──────── Given data

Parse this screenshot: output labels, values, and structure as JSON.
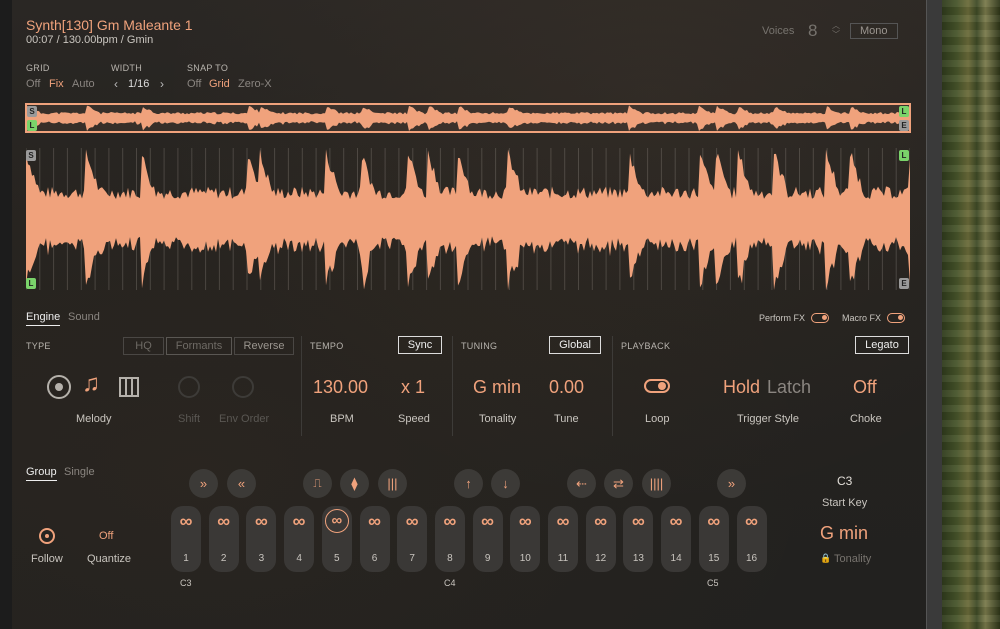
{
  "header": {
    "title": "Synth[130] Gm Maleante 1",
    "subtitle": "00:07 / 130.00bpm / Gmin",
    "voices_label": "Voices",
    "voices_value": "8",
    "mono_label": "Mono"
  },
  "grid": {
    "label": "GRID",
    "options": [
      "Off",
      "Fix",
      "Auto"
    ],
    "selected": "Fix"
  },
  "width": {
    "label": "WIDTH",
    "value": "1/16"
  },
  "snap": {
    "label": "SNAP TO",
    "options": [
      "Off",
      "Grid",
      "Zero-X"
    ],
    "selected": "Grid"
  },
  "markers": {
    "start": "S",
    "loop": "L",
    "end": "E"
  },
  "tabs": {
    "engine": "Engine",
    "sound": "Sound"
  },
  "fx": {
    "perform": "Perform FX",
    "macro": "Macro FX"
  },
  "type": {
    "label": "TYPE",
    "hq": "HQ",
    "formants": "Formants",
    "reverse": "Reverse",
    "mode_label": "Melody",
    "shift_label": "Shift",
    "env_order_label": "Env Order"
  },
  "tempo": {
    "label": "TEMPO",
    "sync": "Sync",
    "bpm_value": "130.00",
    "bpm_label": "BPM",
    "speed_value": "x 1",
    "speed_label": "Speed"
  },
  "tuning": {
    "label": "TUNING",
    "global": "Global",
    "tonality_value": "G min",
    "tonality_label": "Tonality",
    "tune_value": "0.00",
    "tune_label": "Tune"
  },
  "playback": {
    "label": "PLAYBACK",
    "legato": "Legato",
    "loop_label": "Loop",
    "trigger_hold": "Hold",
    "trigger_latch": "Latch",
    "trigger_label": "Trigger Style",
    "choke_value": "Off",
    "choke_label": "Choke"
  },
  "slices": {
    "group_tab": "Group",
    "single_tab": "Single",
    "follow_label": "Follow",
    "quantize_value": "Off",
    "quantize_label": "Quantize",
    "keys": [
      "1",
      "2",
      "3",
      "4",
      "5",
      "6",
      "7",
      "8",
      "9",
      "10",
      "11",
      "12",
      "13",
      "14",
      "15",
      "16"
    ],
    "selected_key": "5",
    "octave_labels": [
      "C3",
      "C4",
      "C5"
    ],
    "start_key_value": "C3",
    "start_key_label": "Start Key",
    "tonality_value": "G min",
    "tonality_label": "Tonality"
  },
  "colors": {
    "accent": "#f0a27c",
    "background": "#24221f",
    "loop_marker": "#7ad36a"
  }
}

────────────────
──────── Given data

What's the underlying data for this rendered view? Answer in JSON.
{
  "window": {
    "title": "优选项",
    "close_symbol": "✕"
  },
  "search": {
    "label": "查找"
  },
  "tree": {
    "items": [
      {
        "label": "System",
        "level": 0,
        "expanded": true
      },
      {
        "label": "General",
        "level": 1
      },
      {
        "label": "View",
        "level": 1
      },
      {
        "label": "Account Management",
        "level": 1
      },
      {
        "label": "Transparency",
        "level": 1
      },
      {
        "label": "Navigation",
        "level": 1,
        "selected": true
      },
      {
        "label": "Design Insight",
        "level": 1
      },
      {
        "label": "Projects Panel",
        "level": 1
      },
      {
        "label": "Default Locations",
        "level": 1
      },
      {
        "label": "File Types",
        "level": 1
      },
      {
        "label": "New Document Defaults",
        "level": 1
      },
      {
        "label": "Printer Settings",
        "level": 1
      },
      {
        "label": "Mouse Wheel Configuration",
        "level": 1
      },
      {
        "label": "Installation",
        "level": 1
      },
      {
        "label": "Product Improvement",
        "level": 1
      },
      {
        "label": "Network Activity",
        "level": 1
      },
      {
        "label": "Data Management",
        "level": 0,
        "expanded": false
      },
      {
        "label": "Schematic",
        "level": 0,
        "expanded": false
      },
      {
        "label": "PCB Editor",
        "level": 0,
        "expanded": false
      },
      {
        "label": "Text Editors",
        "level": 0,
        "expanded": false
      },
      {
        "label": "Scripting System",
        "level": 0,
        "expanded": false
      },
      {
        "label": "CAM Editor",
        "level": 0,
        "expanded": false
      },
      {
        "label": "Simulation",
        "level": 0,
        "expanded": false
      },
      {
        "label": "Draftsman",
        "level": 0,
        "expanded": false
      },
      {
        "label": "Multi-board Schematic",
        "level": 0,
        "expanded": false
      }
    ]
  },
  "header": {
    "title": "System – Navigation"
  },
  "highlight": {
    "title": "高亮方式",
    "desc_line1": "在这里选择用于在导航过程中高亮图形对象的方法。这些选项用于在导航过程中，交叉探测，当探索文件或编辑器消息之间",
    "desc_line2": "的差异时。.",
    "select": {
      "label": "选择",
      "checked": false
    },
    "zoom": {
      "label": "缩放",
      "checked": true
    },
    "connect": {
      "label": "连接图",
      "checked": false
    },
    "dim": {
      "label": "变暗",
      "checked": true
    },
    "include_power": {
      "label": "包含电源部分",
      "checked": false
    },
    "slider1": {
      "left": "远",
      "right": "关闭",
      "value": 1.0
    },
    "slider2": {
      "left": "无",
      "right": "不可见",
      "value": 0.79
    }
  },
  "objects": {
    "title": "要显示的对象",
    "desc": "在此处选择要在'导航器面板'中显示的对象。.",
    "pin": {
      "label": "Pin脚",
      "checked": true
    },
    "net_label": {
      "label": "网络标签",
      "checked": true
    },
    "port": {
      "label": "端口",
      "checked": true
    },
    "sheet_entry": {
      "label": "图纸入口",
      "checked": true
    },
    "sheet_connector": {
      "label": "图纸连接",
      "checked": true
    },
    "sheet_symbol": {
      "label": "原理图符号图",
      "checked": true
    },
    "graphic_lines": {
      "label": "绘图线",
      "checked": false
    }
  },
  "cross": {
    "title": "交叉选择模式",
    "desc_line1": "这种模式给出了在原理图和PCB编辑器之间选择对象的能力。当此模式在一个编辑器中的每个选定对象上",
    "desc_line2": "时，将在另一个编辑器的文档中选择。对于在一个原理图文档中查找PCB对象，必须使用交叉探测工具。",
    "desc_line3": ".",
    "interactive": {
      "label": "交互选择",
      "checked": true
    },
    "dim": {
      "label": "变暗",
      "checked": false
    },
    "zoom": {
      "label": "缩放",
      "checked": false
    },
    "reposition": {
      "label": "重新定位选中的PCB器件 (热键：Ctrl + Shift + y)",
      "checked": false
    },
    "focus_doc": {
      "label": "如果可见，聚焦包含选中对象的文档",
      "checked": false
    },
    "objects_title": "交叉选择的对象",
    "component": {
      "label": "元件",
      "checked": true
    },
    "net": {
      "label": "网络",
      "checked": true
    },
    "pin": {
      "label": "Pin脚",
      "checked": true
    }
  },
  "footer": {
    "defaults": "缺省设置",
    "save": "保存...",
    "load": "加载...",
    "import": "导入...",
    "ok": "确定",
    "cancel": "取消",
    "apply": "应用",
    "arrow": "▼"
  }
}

────────────────
──────── Given data

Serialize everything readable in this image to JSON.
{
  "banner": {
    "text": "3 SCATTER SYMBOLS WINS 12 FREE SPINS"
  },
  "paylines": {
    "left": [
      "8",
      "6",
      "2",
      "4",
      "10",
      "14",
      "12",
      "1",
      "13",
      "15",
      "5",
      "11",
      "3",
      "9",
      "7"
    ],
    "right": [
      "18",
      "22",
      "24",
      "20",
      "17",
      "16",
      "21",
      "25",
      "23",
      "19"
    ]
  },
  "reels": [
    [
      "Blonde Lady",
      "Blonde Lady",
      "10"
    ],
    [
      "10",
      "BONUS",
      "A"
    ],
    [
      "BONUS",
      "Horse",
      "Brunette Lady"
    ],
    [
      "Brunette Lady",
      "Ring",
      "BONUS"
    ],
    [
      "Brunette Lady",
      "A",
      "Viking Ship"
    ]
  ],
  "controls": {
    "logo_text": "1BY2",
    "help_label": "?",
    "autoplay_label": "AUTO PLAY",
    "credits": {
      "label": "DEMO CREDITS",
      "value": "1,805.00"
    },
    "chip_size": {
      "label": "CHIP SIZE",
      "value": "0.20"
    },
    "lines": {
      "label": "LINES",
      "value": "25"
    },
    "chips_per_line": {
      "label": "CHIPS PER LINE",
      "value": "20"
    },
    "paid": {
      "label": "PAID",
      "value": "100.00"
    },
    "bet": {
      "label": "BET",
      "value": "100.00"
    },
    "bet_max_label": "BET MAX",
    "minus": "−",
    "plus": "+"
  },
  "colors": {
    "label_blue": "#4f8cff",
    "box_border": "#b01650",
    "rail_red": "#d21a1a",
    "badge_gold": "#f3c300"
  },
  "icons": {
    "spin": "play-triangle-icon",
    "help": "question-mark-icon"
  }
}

────────────────

What to produce.
In the entries above, find each line with the word "Management" and show it.

Solution for this exercise.
        "label": "Account Management",
        "label": "Data Management",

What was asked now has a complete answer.